### STORED ROWS

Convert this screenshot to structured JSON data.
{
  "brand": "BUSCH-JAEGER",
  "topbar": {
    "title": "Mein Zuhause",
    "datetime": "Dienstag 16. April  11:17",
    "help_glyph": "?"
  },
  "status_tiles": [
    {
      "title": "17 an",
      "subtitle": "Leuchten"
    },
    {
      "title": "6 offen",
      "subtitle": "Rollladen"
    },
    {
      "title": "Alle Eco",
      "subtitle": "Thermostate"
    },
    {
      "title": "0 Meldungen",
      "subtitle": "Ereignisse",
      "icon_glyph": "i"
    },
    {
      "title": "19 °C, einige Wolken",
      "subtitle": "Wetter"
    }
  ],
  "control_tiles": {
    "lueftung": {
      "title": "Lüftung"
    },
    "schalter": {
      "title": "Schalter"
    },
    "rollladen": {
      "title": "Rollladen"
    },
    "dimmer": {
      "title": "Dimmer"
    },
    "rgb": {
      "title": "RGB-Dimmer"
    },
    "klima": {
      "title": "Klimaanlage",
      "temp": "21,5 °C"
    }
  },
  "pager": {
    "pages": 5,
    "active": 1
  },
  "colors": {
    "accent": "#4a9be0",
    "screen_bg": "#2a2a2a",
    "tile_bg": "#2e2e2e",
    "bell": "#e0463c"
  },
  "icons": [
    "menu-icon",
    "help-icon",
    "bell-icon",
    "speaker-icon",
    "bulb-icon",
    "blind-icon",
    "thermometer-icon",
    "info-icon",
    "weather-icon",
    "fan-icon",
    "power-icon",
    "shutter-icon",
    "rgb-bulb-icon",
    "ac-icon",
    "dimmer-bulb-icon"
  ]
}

### INSTRUCTIONS FOR THE TASK
Print the material verbatim, all of it.

### EXERCISE RESULT
Convert this screenshot to structured JSON data.
{
  "brand": "BUSCH-JAEGER",
  "topbar": {
    "title": "Mein Zuhause",
    "datetime": "Dienstag 16. April  11:17",
    "help_glyph": "?"
  },
  "status_tiles": [
    {
      "title": "17 an",
      "subtitle": "Leuchten"
    },
    {
      "title": "6 offen",
      "subtitle": "Rollladen"
    },
    {
      "title": "Alle Eco",
      "subtitle": "Thermostate"
    },
    {
      "title": "0 Meldungen",
      "subtitle": "Ereignisse",
      "icon_glyph": "i"
    },
    {
      "title": "19 °C, einige Wolken",
      "subtitle": "Wetter"
    }
  ],
  "control_tiles": {
    "lueftung": {
      "title": "Lüftung"
    },
    "schalter": {
      "title": "Schalter"
    },
    "rollladen": {
      "title": "Rollladen"
    },
    "dimmer": {
      "title": "Dimmer"
    },
    "rgb": {
      "title": "RGB-Dimmer"
    },
    "klima": {
      "title": "Klimaanlage",
      "temp": "21,5 °C"
    }
  },
  "pager": {
    "pages": 5,
    "active": 1
  },
  "colors": {
    "accent": "#4a9be0",
    "screen_bg": "#2a2a2a",
    "tile_bg": "#2e2e2e",
    "bell": "#e0463c"
  },
  "icons": [
    "menu-icon",
    "help-icon",
    "bell-icon",
    "speaker-icon",
    "bulb-icon",
    "blind-icon",
    "thermometer-icon",
    "info-icon",
    "weather-icon",
    "fan-icon",
    "power-icon",
    "shutter-icon",
    "rgb-bulb-icon",
    "ac-icon",
    "dimmer-bulb-icon"
  ]
}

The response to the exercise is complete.